REQUISITOS =>
1: Responda com base no trecho sobre a Klan e as associações patronais:
(a) Que linguagem as associações de empregadores da era Progressista empregavam muitas vezes, segundo o trecho?
(b) Quantas pessoas as milícias brancas mataram durante o período da Reconstrução, conforme o cálculo de Stephen Budiansky?
(c) O que o historiador Douglas Egerton enfatizou sobre os justiceiros brancos?
2: Prossiga com o trecho sobre a Klan e as associações patronais a partir do ponto em que ele termina.

TRECHO DA PÁGINA =>
Isto não quer dizer que as associações patronais do norte aceitavam explosões de rebeldia dos trabalhadores. Eles também usavam técnicas coercitivas, incluindo guardas privados e sequestros, espancamentos e enforcamentos, e se beneficiavam das rápidas intervenções da polícia e da Guarda Nacional. No entanto, retoricamente, as associações de empregadores da era Progressista empregavam muitas vezes a linguagem lincolnesca de “trabalho livre”, sinalizando para as massas de trabalhadores “livres” que eles estariam melhores trabalhando diligentemente e cooperando com seus chefes. Aqueles que optaram por caminhos mais conflituosos muitas vezes foram despedidos e denunciados – métodos coercivos, sem dúvida, mas muito diferente do que o que os antigos escravos experimentaram.

Os membros da Klan falavam a linguagem sem verniz do domínio racial e de classe — e seguiram com extrema brutalidade. Se medirmos o número de mortes e espancamentos, a Klan foi muito mais violenta do que a maioria das associações patronais sediadas no norte. O historiador Stephen Budiansky calculou que as milícias brancas mataram mais de três mil pessoas durante o período da Reconstrução.

Os membros da Klan eram, no entanto, estratégicos, empregando ameaças, sequestros e chicoteamentos para alcançar os principais objetivos das classes dominantes do sul do país. Isso significava manter as pessoas libertas longe do voto, dissolver reuniões políticas, e assassinar os homens e mulheres mais irremediavelmente rebeldes. O historiador Douglas Egerton enfatizou  que “os justiceiros brancos não atacavam as pessoas negras apenas por serem negras”. Em vez disso, eles usavam intimidação e violência contra os homens e mulheres que consideravam indisciplinados, não confiáveis, desrespeitosos e insolentes.

Itens de uma fonte de dados =>
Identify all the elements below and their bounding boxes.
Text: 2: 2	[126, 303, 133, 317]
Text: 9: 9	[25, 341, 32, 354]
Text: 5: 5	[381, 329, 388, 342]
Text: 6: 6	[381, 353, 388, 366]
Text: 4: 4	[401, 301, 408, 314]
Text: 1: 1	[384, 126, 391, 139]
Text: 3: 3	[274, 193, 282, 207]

AS RESPOSTAS =>
1:
(a) A linguagem lincolnesca de "trabalho livre".
(b) Mais de três mil pessoas.
(c) Que "os justiceiros brancos não atacavam as pessoas negras apenas por serem negras".

2:
Ações macabras como chicoteamentos e enforcamentos públicos serviram às necessidades da administração, ajudando a disciplinar um número incontável de trabalhadores. O dono de plantações de algodão Robert Philip Howell, do Mississippi, por exemplo, expressou sua admiração pela Klan, porque seus membros ajudaram a resolver seus problemas com “negros livres” em 1868: “se não fosse por seu medo mortal da Ku Klux, eu não acho que poderíamos ter lidado com eles tão bem quanto fizemos.”

Nem o fato de que os brancos pobres e da classe trabalhadora participam nas filiais da Klan significa que não devemos considerar a KKK como uma organização patronal – ter o controle sobre os trabalhadores quase sempre envolveu a coordenação de grupos participantes de diversas classes. Afinal de contas, a maioria das associações patronais do norte não teria conseguido quebrar greves e derrubar sindicatos sem as mobilizações de fura-greves durante os conflitos industriais.

A Klan era uma associação de patrões particularmente perversa, particularmente racista – mas ainda assim era uma associação de patrões. E foi brutalmente eficaz.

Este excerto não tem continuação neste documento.